■ Problem
In the data below, find every line with the string "NaCl" and pull it out.

** START Data for this exercise **

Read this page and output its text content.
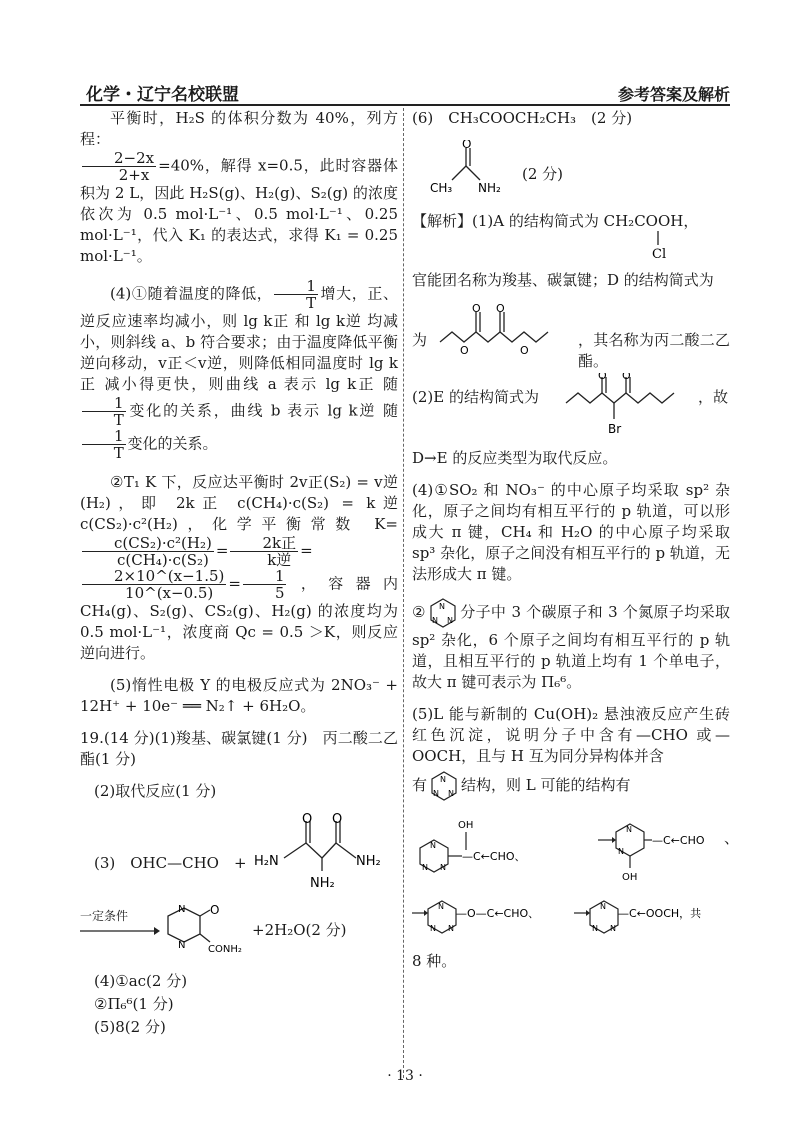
化学・辽宁名校联盟	参考答案及解析

平衡时，H₂S 的体积分数为 40%，列方程：

$\frac{2-2x}{2+x} =40\%$，解得 x=0.5，此时容器体积为 2 L，因此 H₂S(g)、H₂(g)、S₂(g) 的浓度依次为 0.5 mol·L⁻¹、0.5 mol·L⁻¹、0.25 mol·L⁻¹，代入 K₁ 的表达式，求得 K₁ = 0.25 mol·L⁻¹。

(4)①随着温度的降低， $\frac{1}{T}$ 增大，正、逆反应速率均减小，则 lg k正 和 lg k逆 均减小，则斜线 a、b 符合要求；由于温度降低平衡逆向移动，v正＜v逆，则降低相同温度时 lg k正 减小得更快，则曲线 a 表示 lg k正 随
$\frac{1}{T}$ 变化的关系，曲线 b 表示 lg k逆 随
$\frac{1}{T}$ 变化的关系。

②T₁ K 下，反应达平衡时 2v正(S₂) = v逆(H₂)，即 2k正 c(CH₄)·c(S₂) = k逆 c(CS₂)·c²(H₂)，化学平衡常数 K=
$\frac{\text{c(CS₂)·c²(H₂)}}{\text{c(CH₄)·c(S₂)}} = \frac{\text{2k正}}{\text{k逆}}$ =
$\frac{2\times 10\^{}(x-1.5)}{10\^{}(x-0.5)} = \frac{1}{5}$ ，容器内 CH₄(g)、S₂(g)、CS₂(g)、H₂(g) 的浓度均为 0.5 mol·L⁻¹，浓度商 Qc = 0.5 ＞K，则反应逆向进行。

(5)惰性电极 Y 的电极反应式为 2NO₃⁻ + 12H⁺ + 10e⁻ ══ N₂↑ + 6H₂O。

19.(14 分)(1)羧基、碳氯键(1 分)　丙二酸二乙酯(1 分)

(2)取代反应(1 分)

(3)　OHC—CHO　+
O O
H₂N	NH₂
NH₂
一定条件	N
N
O
CONH₂
+2H₂O(2 分)

(4)①ac(2 分)

②Π₆⁶(1 分)

(5)8(2 分)

(6)　CH₃COOCH₂CH₃　(2 分)

O
CH₃ NH₂
(2 分)
【解析】(1)A 的结构简式为 CH₂COOH，
Cl

官能团名称为羧基、碳氯键；D 的结构简式为

为
O O
O	O
，其名称为丙二酸二乙酯。
(2)E 的结构简式为
O O
Br
，故

D→E 的反应类型为取代反应。

(4)①SO₂ 和 NO₃⁻ 的中心原子均采取 sp² 杂化，原子之间均有相互平行的 p 轨道，可以形成大 π 键，CH₄ 和 H₂O 的中心原子均采取 sp³ 杂化，原子之间没有相互平行的 p 轨道，无法形成大 π 键。

② N
N
N 分子中 3 个碳原子和 3 个氮原子均采取 sp² 杂化，6 个原子之间均有相互平行的 p 轨道，且相互平行的 p 轨道上均有 1 个单电子，故大 π 键可表示为 Π₆⁶。

(5)L 能与新制的 Cu(OH)₂ 悬浊液反应产生砖红色沉淀，说明分子中含有—CHO 或—OOCH，且与 H 互为同分异构体并含

有 N
N
N 结构，则 L 可能的结构有
N
N
N
OH
—C←CHO、
N
N
—C←CHO
OH
、
N
N
N
—O—C←CHO、
N
N
N
—C←OOCH，共

8 种。

· 13 ·
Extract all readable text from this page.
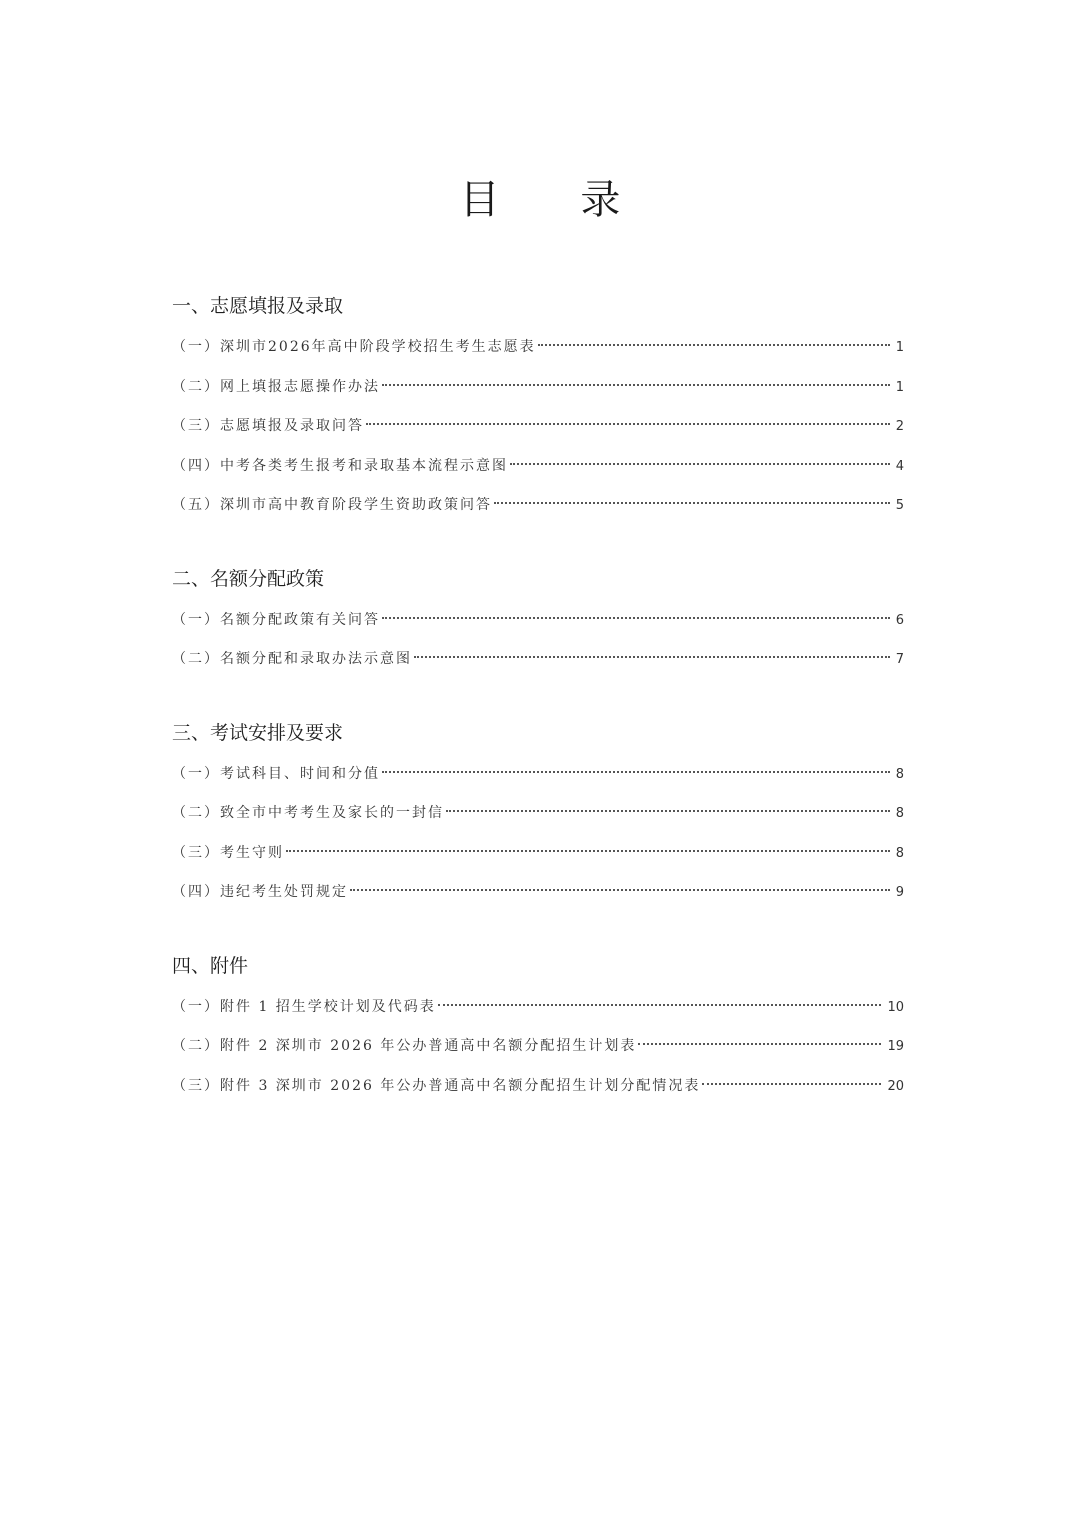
目 录
一、志愿填报及录取
（一）深圳市2026年高中阶段学校招生考生志愿表	1
（二）网上填报志愿操作办法	1
（三）志愿填报及录取问答	2
（四）中考各类考生报考和录取基本流程示意图	4
（五）深圳市高中教育阶段学生资助政策问答	5
二、名额分配政策
（一）名额分配政策有关问答	6
（二）名额分配和录取办法示意图	7
三、考试安排及要求
（一）考试科目、时间和分值	8
（二）致全市中考考生及家长的一封信	8
（三）考生守则	8
（四）违纪考生处罚规定	9
四、附件
（一）附件 1 招生学校计划及代码表	10
（二）附件 2 深圳市 2026 年公办普通高中名额分配招生计划表	19
（三）附件 3 深圳市 2026 年公办普通高中名额分配招生计划分配情况表	20
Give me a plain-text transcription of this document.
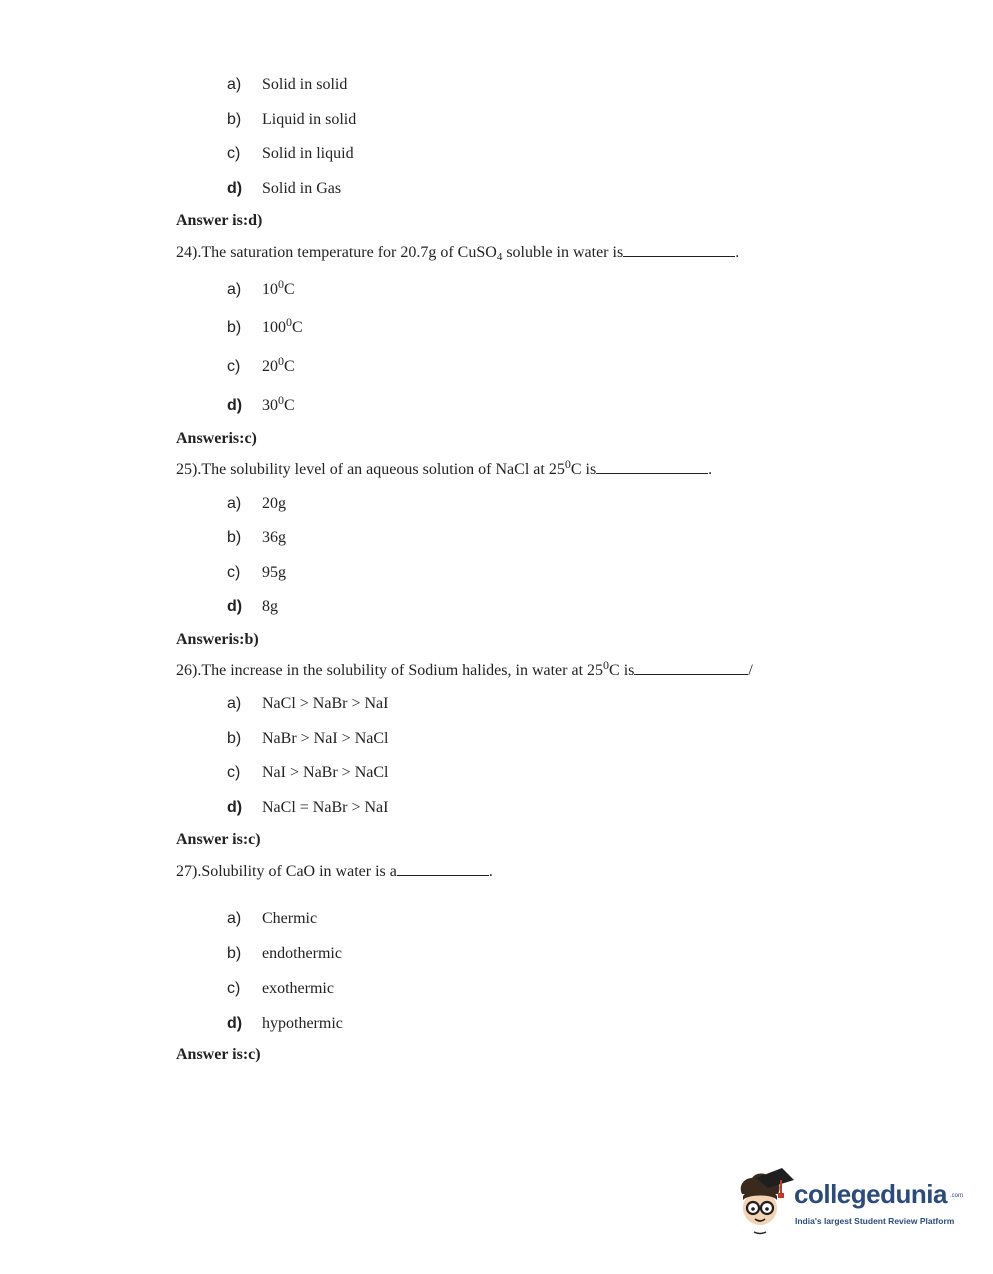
a) Solid in solid
b) Liquid in solid
c) Solid in liquid
d) Solid in Gas
Answer is:d)
24).The saturation temperature for 20.7g of CuSO$_4$ soluble in water is	.
a) $10^0C$
b) $100^0C$
c) $20^0C$
d) $30^0C$
Answeris:c)
25).The solubility level of an aqueous solution of NaCl at $25^0C$ is	.
a) 20g
b) 36g
c) 95g
d) 8g
Answeris:b)
26).The increase in the solubility of Sodium halides, in water at $25^0C$ is	/
a) NaCl > NaBr > NaI
b) NaBr > NaI > NaCl
c) NaI > NaBr > NaCl
d) NaCl = NaBr > NaI
Answer is:c)
27).Solubility of CaO in water is a	.
a) Chermic
b) endothermic
c) exothermic
d) hypothermic
Answer is:c)
collegedunia .com
India's largest Student Review Platform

** END Data for this exercise **

■ Written answer
25).The solubility level of an aqueous solution of NaCl at $25^0C$ is	.
a) NaCl > NaBr > NaI
b) NaBr > NaI > NaCl
c) NaI > NaBr > NaCl
d) NaCl = NaBr > NaI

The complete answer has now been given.